GIVEN DATA ::

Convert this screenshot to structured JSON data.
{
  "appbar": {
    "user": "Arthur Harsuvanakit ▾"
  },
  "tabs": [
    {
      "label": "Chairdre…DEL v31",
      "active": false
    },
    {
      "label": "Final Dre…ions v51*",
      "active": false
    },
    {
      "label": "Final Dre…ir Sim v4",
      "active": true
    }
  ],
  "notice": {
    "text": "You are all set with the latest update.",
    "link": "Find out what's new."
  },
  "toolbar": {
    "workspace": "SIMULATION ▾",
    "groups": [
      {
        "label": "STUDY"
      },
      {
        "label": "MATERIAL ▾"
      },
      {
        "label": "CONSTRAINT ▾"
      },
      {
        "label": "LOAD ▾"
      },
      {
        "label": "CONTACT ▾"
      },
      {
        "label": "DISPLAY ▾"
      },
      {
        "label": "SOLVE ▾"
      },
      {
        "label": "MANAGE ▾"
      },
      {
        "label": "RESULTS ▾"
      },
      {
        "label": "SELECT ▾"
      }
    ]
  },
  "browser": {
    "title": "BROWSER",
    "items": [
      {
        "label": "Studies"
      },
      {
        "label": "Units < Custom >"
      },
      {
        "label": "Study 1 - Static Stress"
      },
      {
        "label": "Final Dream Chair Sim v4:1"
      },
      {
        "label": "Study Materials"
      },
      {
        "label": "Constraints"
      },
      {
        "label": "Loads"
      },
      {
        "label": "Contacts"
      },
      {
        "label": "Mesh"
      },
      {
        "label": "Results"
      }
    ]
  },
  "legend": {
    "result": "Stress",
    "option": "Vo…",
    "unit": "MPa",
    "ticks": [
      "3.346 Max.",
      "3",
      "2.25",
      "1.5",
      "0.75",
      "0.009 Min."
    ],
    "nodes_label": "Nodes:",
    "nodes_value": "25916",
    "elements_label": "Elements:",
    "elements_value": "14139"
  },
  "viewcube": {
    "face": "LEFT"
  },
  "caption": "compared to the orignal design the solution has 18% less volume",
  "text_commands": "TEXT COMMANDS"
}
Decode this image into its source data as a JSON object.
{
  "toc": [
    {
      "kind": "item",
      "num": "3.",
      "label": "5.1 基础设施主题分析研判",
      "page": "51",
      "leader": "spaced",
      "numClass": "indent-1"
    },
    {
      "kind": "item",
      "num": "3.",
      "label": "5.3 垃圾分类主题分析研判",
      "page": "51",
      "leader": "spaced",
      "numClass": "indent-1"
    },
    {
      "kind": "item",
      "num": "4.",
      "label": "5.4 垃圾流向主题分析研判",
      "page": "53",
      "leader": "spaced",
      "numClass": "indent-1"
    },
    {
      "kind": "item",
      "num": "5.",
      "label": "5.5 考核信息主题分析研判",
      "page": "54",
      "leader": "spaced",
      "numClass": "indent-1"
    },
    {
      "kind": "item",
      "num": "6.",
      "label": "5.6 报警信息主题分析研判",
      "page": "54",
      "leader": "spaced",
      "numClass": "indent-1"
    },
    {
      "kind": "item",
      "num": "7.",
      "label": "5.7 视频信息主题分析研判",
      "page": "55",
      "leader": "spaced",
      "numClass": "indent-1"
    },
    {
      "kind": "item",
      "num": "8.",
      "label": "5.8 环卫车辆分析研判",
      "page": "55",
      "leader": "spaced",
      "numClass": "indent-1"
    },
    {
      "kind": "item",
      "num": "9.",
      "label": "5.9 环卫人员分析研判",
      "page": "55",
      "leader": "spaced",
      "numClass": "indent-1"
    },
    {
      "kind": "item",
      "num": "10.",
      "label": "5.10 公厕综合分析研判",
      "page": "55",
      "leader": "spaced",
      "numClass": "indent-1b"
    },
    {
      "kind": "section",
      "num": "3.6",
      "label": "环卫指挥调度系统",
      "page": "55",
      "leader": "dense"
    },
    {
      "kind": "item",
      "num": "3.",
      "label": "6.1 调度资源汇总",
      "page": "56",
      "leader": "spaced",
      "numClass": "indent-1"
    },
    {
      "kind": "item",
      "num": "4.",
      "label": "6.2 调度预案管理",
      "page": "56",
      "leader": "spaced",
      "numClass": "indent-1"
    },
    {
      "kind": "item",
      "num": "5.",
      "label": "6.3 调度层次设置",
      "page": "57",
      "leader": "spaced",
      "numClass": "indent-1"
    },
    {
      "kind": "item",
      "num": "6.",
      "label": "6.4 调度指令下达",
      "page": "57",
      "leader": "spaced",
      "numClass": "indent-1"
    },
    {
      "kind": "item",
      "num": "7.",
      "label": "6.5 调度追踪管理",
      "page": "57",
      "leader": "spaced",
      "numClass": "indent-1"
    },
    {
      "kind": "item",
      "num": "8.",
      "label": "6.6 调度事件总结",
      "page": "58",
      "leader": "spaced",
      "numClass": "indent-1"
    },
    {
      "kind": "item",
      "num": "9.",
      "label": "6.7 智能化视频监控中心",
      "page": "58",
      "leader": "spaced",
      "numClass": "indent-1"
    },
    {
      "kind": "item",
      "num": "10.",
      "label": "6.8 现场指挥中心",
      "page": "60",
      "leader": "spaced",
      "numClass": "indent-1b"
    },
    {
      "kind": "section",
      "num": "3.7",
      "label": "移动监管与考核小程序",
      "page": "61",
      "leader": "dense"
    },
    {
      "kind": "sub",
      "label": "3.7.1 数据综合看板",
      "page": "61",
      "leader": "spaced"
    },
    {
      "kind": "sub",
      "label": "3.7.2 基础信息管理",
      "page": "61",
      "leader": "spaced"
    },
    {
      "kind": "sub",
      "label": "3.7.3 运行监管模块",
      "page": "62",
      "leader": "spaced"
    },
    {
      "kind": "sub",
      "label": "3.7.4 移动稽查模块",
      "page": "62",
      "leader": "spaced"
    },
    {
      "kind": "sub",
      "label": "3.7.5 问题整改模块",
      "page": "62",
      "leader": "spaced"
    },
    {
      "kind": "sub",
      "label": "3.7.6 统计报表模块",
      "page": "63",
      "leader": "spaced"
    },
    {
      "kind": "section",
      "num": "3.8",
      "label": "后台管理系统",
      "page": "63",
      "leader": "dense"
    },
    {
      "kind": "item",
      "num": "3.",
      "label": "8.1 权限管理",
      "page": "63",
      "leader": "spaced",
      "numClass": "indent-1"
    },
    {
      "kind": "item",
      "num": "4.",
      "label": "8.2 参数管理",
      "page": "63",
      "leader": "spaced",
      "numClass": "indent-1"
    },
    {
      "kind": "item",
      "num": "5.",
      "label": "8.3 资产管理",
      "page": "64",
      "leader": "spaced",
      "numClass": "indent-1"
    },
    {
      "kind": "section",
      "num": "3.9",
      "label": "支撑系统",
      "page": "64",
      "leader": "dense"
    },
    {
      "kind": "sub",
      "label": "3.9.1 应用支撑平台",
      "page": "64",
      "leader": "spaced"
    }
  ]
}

YOUR OBJECTIVE ::
Go through the data above and find the lines with the word "this". Copy each of those lines.

FULL OUTPUT ::
Convert this screenshot to structured JSON data.
Decode this image into its source data as a JSON object.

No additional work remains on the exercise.